• **RECORD EXCERPTS**
----------------------------------------

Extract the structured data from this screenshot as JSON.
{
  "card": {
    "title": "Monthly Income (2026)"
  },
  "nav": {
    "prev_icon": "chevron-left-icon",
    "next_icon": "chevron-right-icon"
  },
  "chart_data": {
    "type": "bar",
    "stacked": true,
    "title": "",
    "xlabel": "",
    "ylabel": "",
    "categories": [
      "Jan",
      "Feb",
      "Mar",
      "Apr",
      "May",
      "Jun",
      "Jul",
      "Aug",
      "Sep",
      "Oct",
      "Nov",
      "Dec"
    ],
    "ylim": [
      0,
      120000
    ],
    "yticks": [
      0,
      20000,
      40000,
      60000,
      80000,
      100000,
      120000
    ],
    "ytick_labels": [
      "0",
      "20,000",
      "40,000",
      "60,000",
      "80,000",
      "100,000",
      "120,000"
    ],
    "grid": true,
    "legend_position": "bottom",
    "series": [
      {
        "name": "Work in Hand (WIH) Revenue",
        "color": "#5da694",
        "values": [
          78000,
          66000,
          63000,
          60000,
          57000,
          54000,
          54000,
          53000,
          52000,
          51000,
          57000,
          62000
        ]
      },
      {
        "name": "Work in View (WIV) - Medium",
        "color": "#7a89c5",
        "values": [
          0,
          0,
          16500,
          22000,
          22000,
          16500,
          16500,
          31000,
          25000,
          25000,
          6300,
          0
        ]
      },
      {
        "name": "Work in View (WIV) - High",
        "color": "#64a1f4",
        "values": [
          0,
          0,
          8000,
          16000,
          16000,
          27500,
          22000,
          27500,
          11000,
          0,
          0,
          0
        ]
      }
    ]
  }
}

----------------------------------------

• **WHAT NEEDS TO BE DONE**
What is needed here is an exact reproduction of all the entries.

• **ANSWER IN FULL**
Extract the structured data from this screenshot as JSON.
{
  "card": {
    "title": "Monthly Income (2026)"
  },
  "nav": {
    "prev_icon": "chevron-left-icon",
    "next_icon": "chevron-right-icon"
  },
  "chart_data": {
    "type": "bar",
    "stacked": true,
    "title": "",
    "xlabel": "",
    "ylabel": "",
    "categories": [
      "Jan",
      "Feb",
      "Mar",
      "Apr",
      "May",
      "Jun",
      "Jul",
      "Aug",
      "Sep",
      "Oct",
      "Nov",
      "Dec"
    ],
    "ylim": [
      0,
      120000
    ],
    "yticks": [
      0,
      20000,
      40000,
      60000,
      80000,
      100000,
      120000
    ],
    "ytick_labels": [
      "0",
      "20,000",
      "40,000",
      "60,000",
      "80,000",
      "100,000",
      "120,000"
    ],
    "grid": true,
    "legend_position": "bottom",
    "series": [
      {
        "name": "Work in Hand (WIH) Revenue",
        "color": "#5da694",
        "values": [
          78000,
          66000,
          63000,
          60000,
          57000,
          54000,
          54000,
          53000,
          52000,
          51000,
          57000,
          62000
        ]
      },
      {
        "name": "Work in View (WIV) - Medium",
        "color": "#7a89c5",
        "values": [
          0,
          0,
          16500,
          22000,
          22000,
          16500,
          16500,
          31000,
          25000,
          25000,
          6300,
          0
        ]
      },
      {
        "name": "Work in View (WIV) - High",
        "color": "#64a1f4",
        "values": [
          0,
          0,
          8000,
          16000,
          16000,
          27500,
          22000,
          27500,
          11000,
          0,
          0,
          0
        ]
      }
    ]
  }
}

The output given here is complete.